Word for word, copy all the data and drop the pictures.

Data extracted from a collection

__________________________________________________

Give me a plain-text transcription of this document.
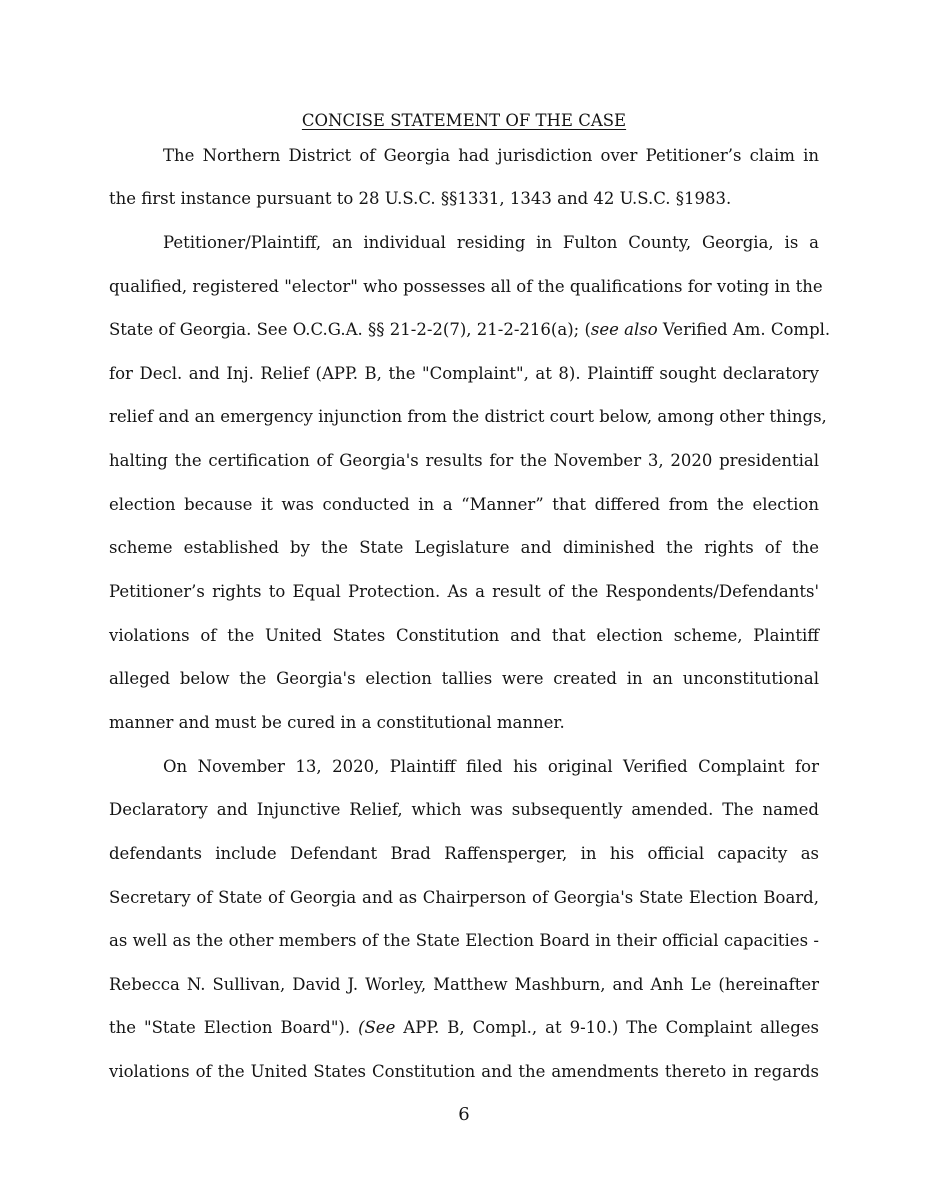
CONCISE STATEMENT OF THE CASE

The Northern District of Georgia had jurisdiction over Petitioner’s claim in

the first instance pursuant to 28 U.S.C. §§1331, 1343 and 42 U.S.C. §1983.

Petitioner/Plaintiff, an individual residing in Fulton County, Georgia, is a

qualified, registered "elector" who possesses all of the qualifications for voting in the

State of Georgia. See O.C.G.A. §§ 21-2-2(7), 21-2-216(a); (see also Verified Am. Compl.

for Decl. and Inj. Relief (APP. B, the "Complaint", at 8). Plaintiff sought declaratory

relief and an emergency injunction from the district court below, among other things,

halting the certification of Georgia's results for the November 3, 2020 presidential

election because it was conducted in a “Manner” that differed from the election

scheme established by the State Legislature and diminished the rights of the

Petitioner’s rights to Equal Protection. As a result of the Respondents/Defendants'

violations of the United States Constitution and that election scheme, Plaintiff

alleged below the Georgia's election tallies were created in an unconstitutional

manner and must be cured in a constitutional manner.

On November 13, 2020, Plaintiff filed his original Verified Complaint for

Declaratory and Injunctive Relief, which was subsequently amended. The named

defendants include Defendant Brad Raffensperger, in his official capacity as

Secretary of State of Georgia and as Chairperson of Georgia's State Election Board,

as well as the other members of the State Election Board in their official capacities -

Rebecca N. Sullivan, David J. Worley, Matthew Mashburn, and Anh Le (hereinafter

the "State Election Board"). (See APP. B, Compl., at 9-10.) The Complaint alleges

violations of the United States Constitution and the amendments thereto in regards

6
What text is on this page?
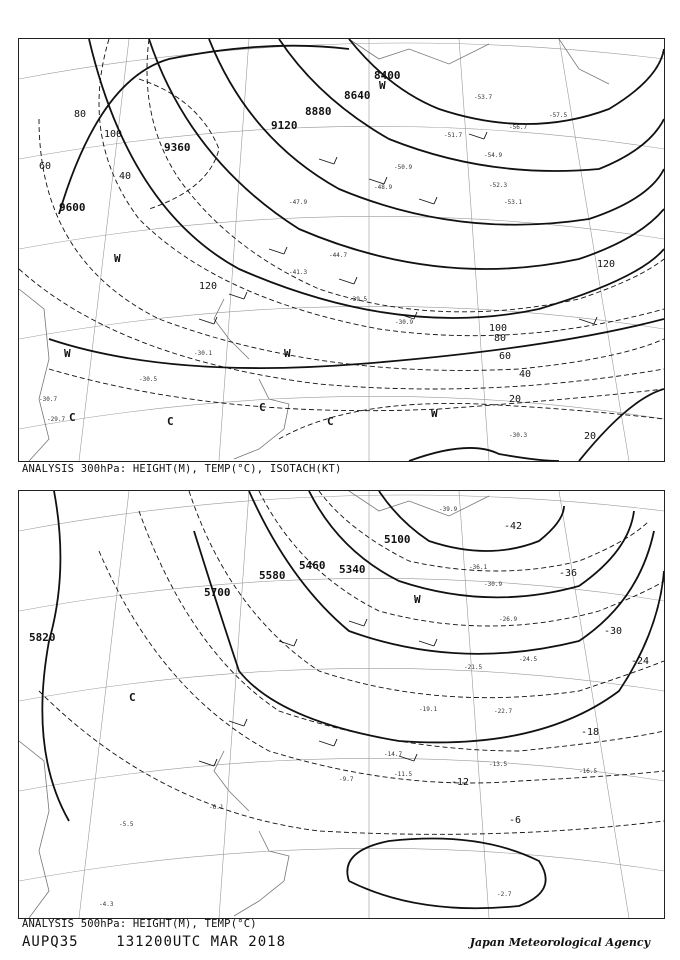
9600
9360
9120
8880
8640
8400
120
100
80
60
40
20
20
40
60
80
100
120
-30.7
-29.7
-30.1
-30.5
-30.9
-39.5
-41.3
-44.7
-47.9
-48.9
-50.9
-51.7
-52.3
-53.1
-53.7
-54.9
-56.7
-57.5
-30.3
W
W	W
W
W
C	C
C
C
ANALYSIS 300hPa: HEIGHT(M), TEMP(°C), ISOTACH(KT)
5820
5700
5580
5460 5340
5100
-6
-12
-18
-24
-30
-36
-42
-4.3
-5.5
-6.1
-9.7
-11.5
-13.5
-14.7
-16.5
-19.1
-21.5
-22.7
-24.5
-26.9
-30.9
-36.1
-39.9
-2.7
C
W
ANALYSIS 500hPa: HEIGHT(M), TEMP(°C)
AUPQ35	131200UTC MAR 2018	Japan Meteorological Agency
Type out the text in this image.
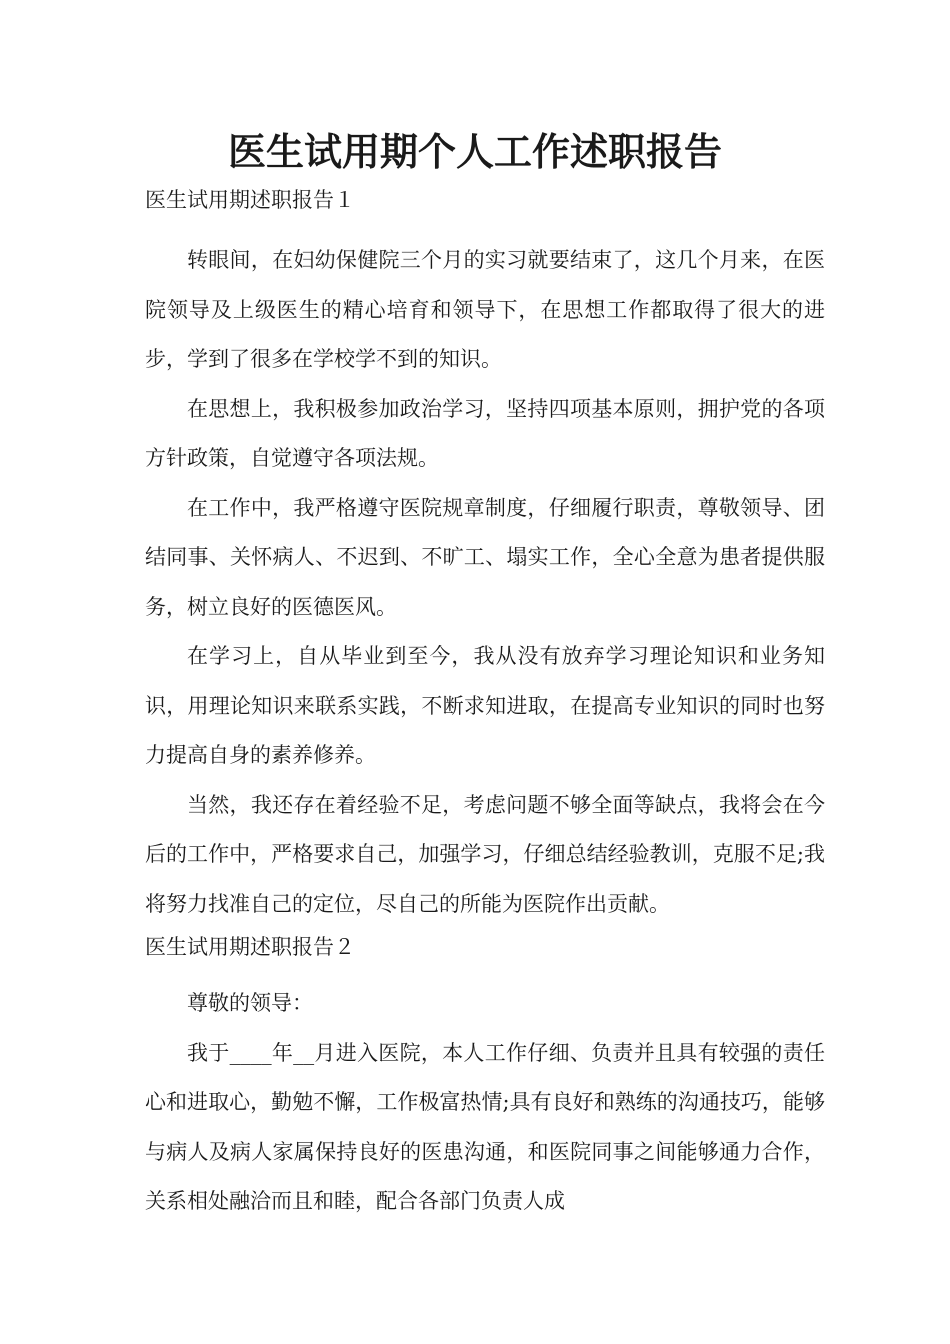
医生试用期个人工作述职报告

医生试用期述职报告１

转眼间，在妇幼保健院三个月的实习就要结束了，这几个月来，在医院领导及上级医生的精心培育和领导下，在思想工作都取得了很大的进步，学到了很多在学校学不到的知识。

在思想上，我积极参加政治学习，坚持四项基本原则，拥护党的各项方针政策，自觉遵守各项法规。

在工作中，我严格遵守医院规章制度，仔细履行职责，尊敬领导、团结同事、关怀病人、不迟到、不旷工、塌实工作，全心全意为患者提供服务，树立良好的医德医风。

在学习上，自从毕业到至今，我从没有放弃学习理论知识和业务知识，用理论知识来联系实践，不断求知进取，在提高专业知识的同时也努力提高自身的素养修养。

当然，我还存在着经验不足，考虑问题不够全面等缺点，我将会在今后的工作中，严格要求自己，加强学习，仔细总结经验教训，克服不足;我将努力找准自己的定位，尽自己的所能为医院作出贡献。

医生试用期述职报告２

尊敬的领导：

我于____年__月进入医院，本人工作仔细、负责并且具有较强的责任心和进取心，勤勉不懈，工作极富热情;具有良好和熟练的沟通技巧，能够与病人及病人家属保持良好的医患沟通，和医院同事之间能够通力合作，关系相处融洽而且和睦，配合各部门负责人成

__________________________________________________

Full response ▸
Give me a plain-text transcription of this document.
CONCISE STATEMENT OF THE CASE

The Northern District of Georgia had jurisdiction over Petitioner’s claim in

the first instance pursuant to 28 U.S.C. §§1331, 1343 and 42 U.S.C. §1983.

Petitioner/Plaintiff, an individual residing in Fulton County, Georgia, is a

qualified, registered "elector" who possesses all of the qualifications for voting in the

State of Georgia. See O.C.G.A. §§ 21-2-2(7), 21-2-216(a); (see also Verified Am. Compl.

for Decl. and Inj. Relief (APP. B, the "Complaint", at 8). Plaintiff sought declaratory

relief and an emergency injunction from the district court below, among other things,

halting the certification of Georgia's results for the November 3, 2020 presidential

election because it was conducted in a “Manner” that differed from the election

scheme established by the State Legislature and diminished the rights of the

Petitioner’s rights to Equal Protection. As a result of the Respondents/Defendants'

violations of the United States Constitution and that election scheme, Plaintiff

alleged below the Georgia's election tallies were created in an unconstitutional

manner and must be cured in a constitutional manner.

On November 13, 2020, Plaintiff filed his original Verified Complaint for

Declaratory and Injunctive Relief, which was subsequently amended. The named

defendants include Defendant Brad Raffensperger, in his official capacity as

Secretary of State of Georgia and as Chairperson of Georgia's State Election Board,

as well as the other members of the State Election Board in their official capacities -

Rebecca N. Sullivan, David J. Worley, Matthew Mashburn, and Anh Le (hereinafter

the "State Election Board"). (See APP. B, Compl., at 9-10.) The Complaint alleges

violations of the United States Constitution and the amendments thereto in regards

6
What text is on this page?
9600
9360
9120
8880
8640
8400
120
100
80
60
40
20
20
40
60
80
100
120
-30.7
-29.7
-30.1
-30.5
-30.9
-39.5
-41.3
-44.7
-47.9
-48.9
-50.9
-51.7
-52.3
-53.1
-53.7
-54.9
-56.7
-57.5
-30.3
W
W	W
W
W
C	C
C
C
ANALYSIS 300hPa: HEIGHT(M), TEMP(°C), ISOTACH(KT)
5820
5700
5580
5460 5340
5100
-6
-12
-18
-24
-30
-36
-42
-4.3
-5.5
-6.1
-9.7
-11.5
-13.5
-14.7
-16.5
-19.1
-21.5
-22.7
-24.5
-26.9
-30.9
-36.1
-39.9
-2.7
C
W
ANALYSIS 500hPa: HEIGHT(M), TEMP(°C)
AUPQ35	131200UTC MAR 2018	Japan Meteorological Agency
Type out the text in this image.
医生试用期个人工作述职报告

医生试用期述职报告１

转眼间，在妇幼保健院三个月的实习就要结束了，这几个月来，在医院领导及上级医生的精心培育和领导下，在思想工作都取得了很大的进步，学到了很多在学校学不到的知识。

在思想上，我积极参加政治学习，坚持四项基本原则，拥护党的各项方针政策，自觉遵守各项法规。

在工作中，我严格遵守医院规章制度，仔细履行职责，尊敬领导、团结同事、关怀病人、不迟到、不旷工、塌实工作，全心全意为患者提供服务，树立良好的医德医风。

在学习上，自从毕业到至今，我从没有放弃学习理论知识和业务知识，用理论知识来联系实践，不断求知进取，在提高专业知识的同时也努力提高自身的素养修养。

当然，我还存在着经验不足，考虑问题不够全面等缺点，我将会在今后的工作中，严格要求自己，加强学习，仔细总结经验教训，克服不足;我将努力找准自己的定位，尽自己的所能为医院作出贡献。

医生试用期述职报告２

尊敬的领导：

我于____年__月进入医院，本人工作仔细、负责并且具有较强的责任心和进取心，勤勉不懈，工作极富热情;具有良好和熟练的沟通技巧，能够与病人及病人家属保持良好的医患沟通，和医院同事之间能够通力合作，关系相处融洽而且和睦，配合各部门负责人成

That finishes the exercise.